> [Your task]: Return all of the data exactly as written, without the pictures.

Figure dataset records
════════════════════

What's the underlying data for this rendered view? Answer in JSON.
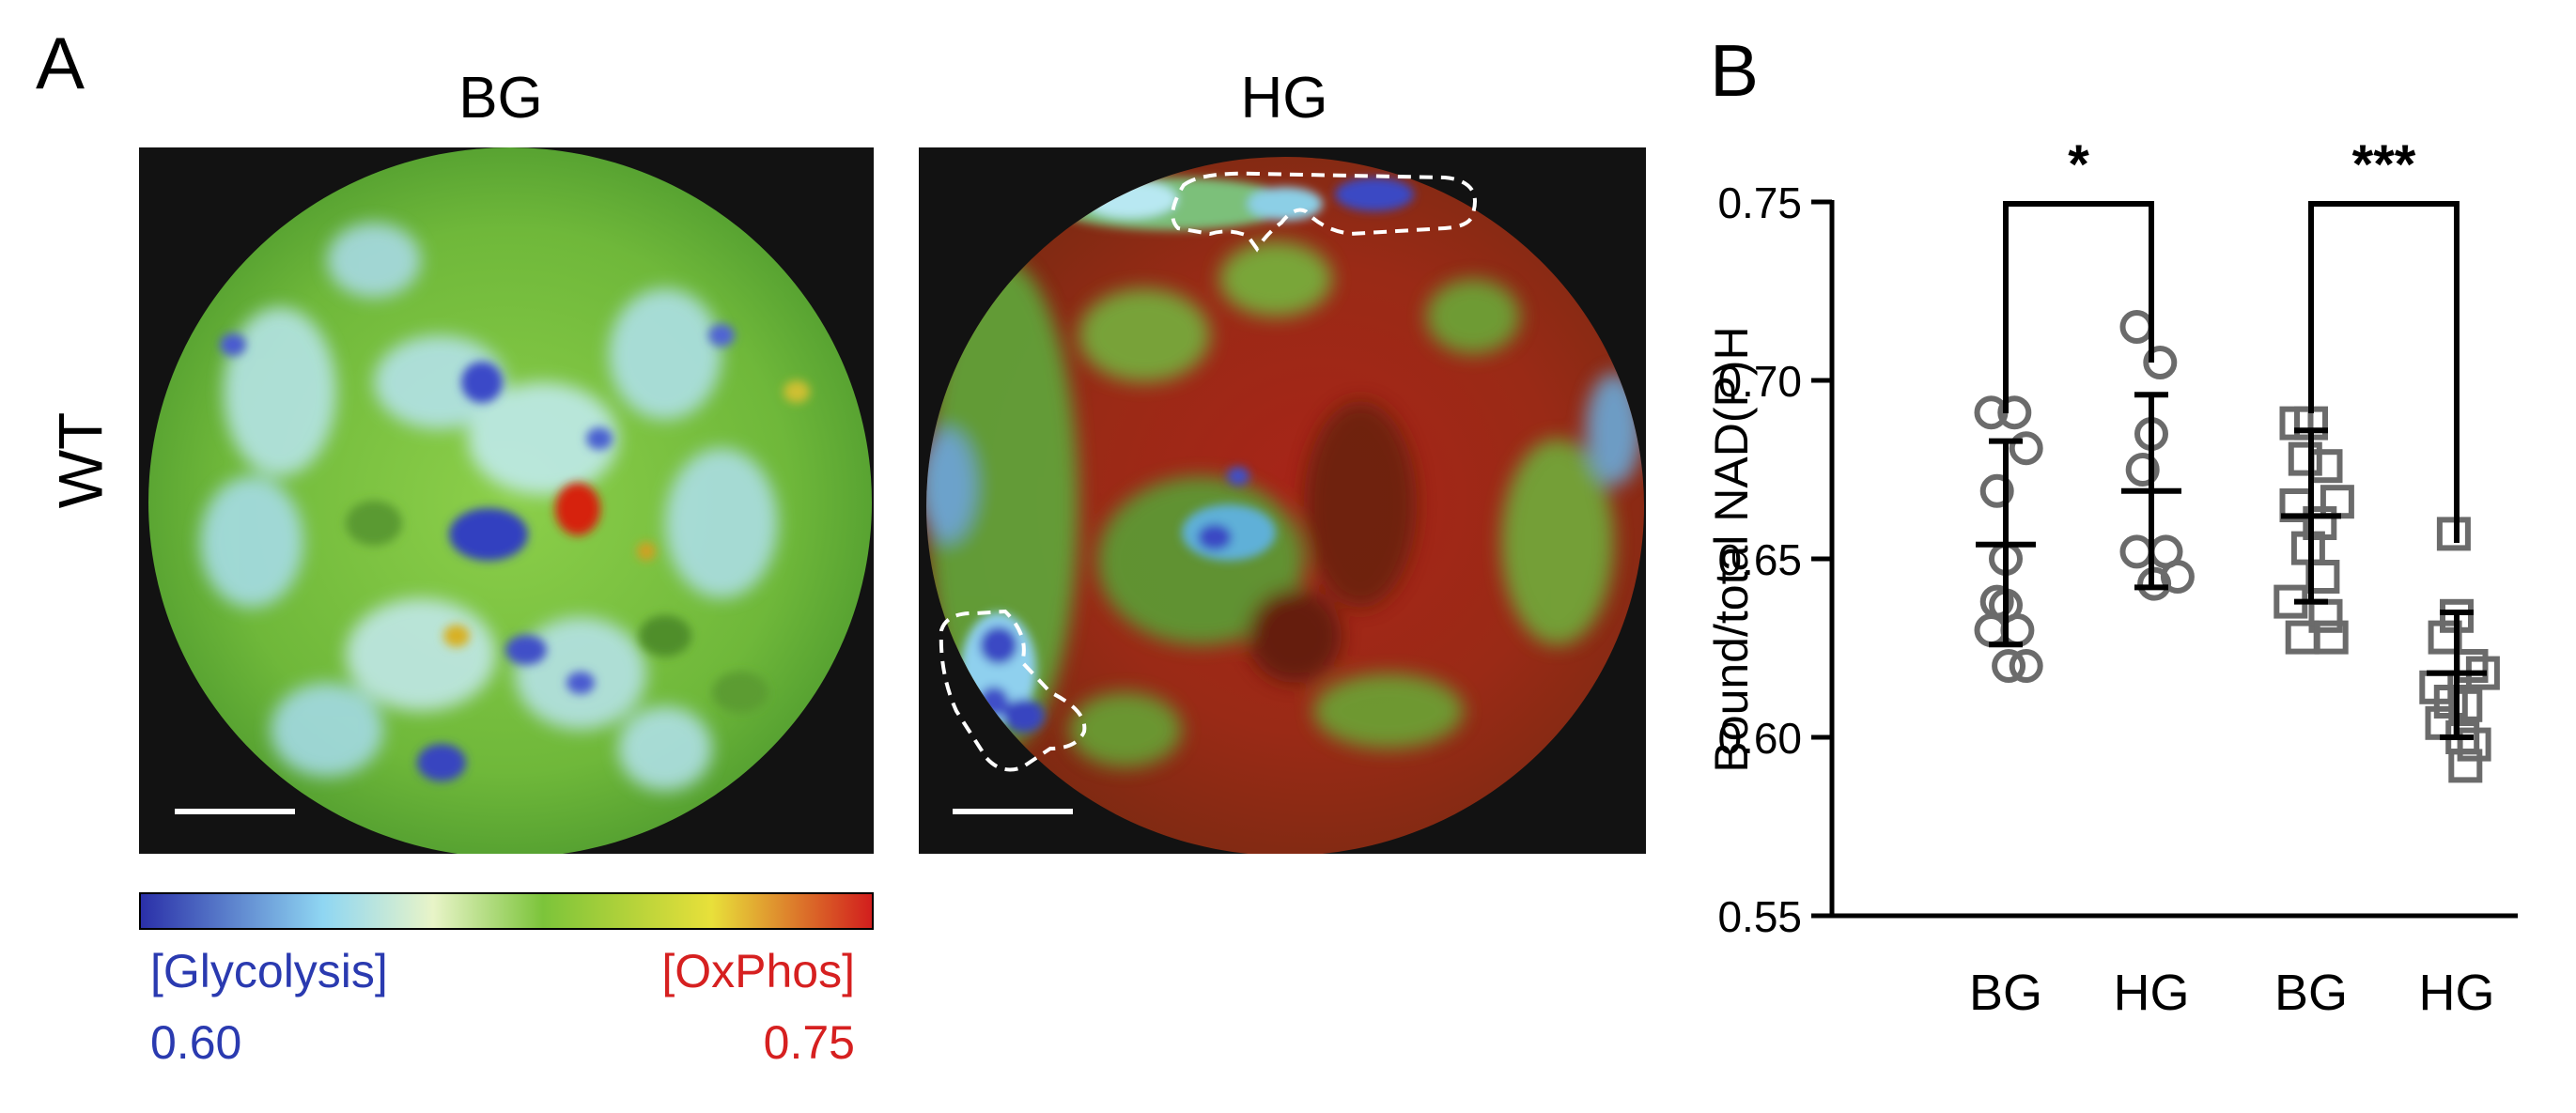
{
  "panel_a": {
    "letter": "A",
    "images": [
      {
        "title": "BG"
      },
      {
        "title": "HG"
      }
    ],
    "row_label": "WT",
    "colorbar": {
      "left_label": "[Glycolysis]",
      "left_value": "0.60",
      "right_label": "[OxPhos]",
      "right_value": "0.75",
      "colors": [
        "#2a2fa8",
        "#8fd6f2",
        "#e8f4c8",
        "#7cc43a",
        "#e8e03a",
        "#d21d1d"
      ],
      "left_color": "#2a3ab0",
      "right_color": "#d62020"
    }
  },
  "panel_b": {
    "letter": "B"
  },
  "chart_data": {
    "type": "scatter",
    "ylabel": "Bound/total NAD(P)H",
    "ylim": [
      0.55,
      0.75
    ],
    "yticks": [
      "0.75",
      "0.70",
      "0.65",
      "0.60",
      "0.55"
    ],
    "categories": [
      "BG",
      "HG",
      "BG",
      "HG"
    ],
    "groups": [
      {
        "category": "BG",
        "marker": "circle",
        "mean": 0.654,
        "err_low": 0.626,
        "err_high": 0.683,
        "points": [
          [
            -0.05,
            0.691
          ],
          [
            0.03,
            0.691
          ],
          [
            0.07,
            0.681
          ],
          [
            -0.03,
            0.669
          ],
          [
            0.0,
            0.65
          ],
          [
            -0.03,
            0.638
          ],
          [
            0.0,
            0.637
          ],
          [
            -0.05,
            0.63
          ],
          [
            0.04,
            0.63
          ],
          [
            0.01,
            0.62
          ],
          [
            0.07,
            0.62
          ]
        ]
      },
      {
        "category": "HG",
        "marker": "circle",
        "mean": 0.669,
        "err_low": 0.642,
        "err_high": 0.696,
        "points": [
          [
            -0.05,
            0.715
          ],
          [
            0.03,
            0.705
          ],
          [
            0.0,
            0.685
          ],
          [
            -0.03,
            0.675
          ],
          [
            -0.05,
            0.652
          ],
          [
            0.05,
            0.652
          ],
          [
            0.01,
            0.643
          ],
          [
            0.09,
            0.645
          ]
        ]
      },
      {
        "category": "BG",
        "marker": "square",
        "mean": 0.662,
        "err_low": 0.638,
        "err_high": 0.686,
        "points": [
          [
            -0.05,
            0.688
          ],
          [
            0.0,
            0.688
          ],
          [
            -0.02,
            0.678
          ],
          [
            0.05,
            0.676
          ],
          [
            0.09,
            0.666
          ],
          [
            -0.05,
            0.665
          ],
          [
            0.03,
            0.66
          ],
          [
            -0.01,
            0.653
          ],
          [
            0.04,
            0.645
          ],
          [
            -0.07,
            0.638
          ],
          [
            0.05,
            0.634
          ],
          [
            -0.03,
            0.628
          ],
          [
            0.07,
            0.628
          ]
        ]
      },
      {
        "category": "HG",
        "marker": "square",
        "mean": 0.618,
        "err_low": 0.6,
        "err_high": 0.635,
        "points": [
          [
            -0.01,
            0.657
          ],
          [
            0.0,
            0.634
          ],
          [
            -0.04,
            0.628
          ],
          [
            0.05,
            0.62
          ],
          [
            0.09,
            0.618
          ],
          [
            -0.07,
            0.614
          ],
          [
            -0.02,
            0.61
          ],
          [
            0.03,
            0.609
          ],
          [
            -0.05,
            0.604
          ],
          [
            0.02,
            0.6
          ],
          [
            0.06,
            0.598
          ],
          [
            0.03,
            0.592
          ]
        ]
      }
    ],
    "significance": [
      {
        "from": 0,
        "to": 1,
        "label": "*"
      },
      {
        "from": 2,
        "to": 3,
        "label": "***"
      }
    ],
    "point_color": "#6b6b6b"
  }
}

════════════════════

> [Answer to this exercise]:
What's the underlying data for this rendered view? Answer in JSON.
{
  "panel_a": {
    "letter": "A",
    "images": [
      {
        "title": "BG"
      },
      {
        "title": "HG"
      }
    ],
    "row_label": "WT",
    "colorbar": {
      "left_label": "[Glycolysis]",
      "left_value": "0.60",
      "right_label": "[OxPhos]",
      "right_value": "0.75",
      "colors": [
        "#2a2fa8",
        "#8fd6f2",
        "#e8f4c8",
        "#7cc43a",
        "#e8e03a",
        "#d21d1d"
      ],
      "left_color": "#2a3ab0",
      "right_color": "#d62020"
    }
  },
  "panel_b": {
    "letter": "B"
  },
  "chart_data": {
    "type": "scatter",
    "ylabel": "Bound/total NAD(P)H",
    "ylim": [
      0.55,
      0.75
    ],
    "yticks": [
      "0.75",
      "0.70",
      "0.65",
      "0.60",
      "0.55"
    ],
    "categories": [
      "BG",
      "HG",
      "BG",
      "HG"
    ],
    "groups": [
      {
        "category": "BG",
        "marker": "circle",
        "mean": 0.654,
        "err_low": 0.626,
        "err_high": 0.683,
        "points": [
          [
            -0.05,
            0.691
          ],
          [
            0.03,
            0.691
          ],
          [
            0.07,
            0.681
          ],
          [
            -0.03,
            0.669
          ],
          [
            0.0,
            0.65
          ],
          [
            -0.03,
            0.638
          ],
          [
            0.0,
            0.637
          ],
          [
            -0.05,
            0.63
          ],
          [
            0.04,
            0.63
          ],
          [
            0.01,
            0.62
          ],
          [
            0.07,
            0.62
          ]
        ]
      },
      {
        "category": "HG",
        "marker": "circle",
        "mean": 0.669,
        "err_low": 0.642,
        "err_high": 0.696,
        "points": [
          [
            -0.05,
            0.715
          ],
          [
            0.03,
            0.705
          ],
          [
            0.0,
            0.685
          ],
          [
            -0.03,
            0.675
          ],
          [
            -0.05,
            0.652
          ],
          [
            0.05,
            0.652
          ],
          [
            0.01,
            0.643
          ],
          [
            0.09,
            0.645
          ]
        ]
      },
      {
        "category": "BG",
        "marker": "square",
        "mean": 0.662,
        "err_low": 0.638,
        "err_high": 0.686,
        "points": [
          [
            -0.05,
            0.688
          ],
          [
            0.0,
            0.688
          ],
          [
            -0.02,
            0.678
          ],
          [
            0.05,
            0.676
          ],
          [
            0.09,
            0.666
          ],
          [
            -0.05,
            0.665
          ],
          [
            0.03,
            0.66
          ],
          [
            -0.01,
            0.653
          ],
          [
            0.04,
            0.645
          ],
          [
            -0.07,
            0.638
          ],
          [
            0.05,
            0.634
          ],
          [
            -0.03,
            0.628
          ],
          [
            0.07,
            0.628
          ]
        ]
      },
      {
        "category": "HG",
        "marker": "square",
        "mean": 0.618,
        "err_low": 0.6,
        "err_high": 0.635,
        "points": [
          [
            -0.01,
            0.657
          ],
          [
            0.0,
            0.634
          ],
          [
            -0.04,
            0.628
          ],
          [
            0.05,
            0.62
          ],
          [
            0.09,
            0.618
          ],
          [
            -0.07,
            0.614
          ],
          [
            -0.02,
            0.61
          ],
          [
            0.03,
            0.609
          ],
          [
            -0.05,
            0.604
          ],
          [
            0.02,
            0.6
          ],
          [
            0.06,
            0.598
          ],
          [
            0.03,
            0.592
          ]
        ]
      }
    ],
    "significance": [
      {
        "from": 0,
        "to": 1,
        "label": "*"
      },
      {
        "from": 2,
        "to": 3,
        "label": "***"
      }
    ],
    "point_color": "#6b6b6b"
  }
}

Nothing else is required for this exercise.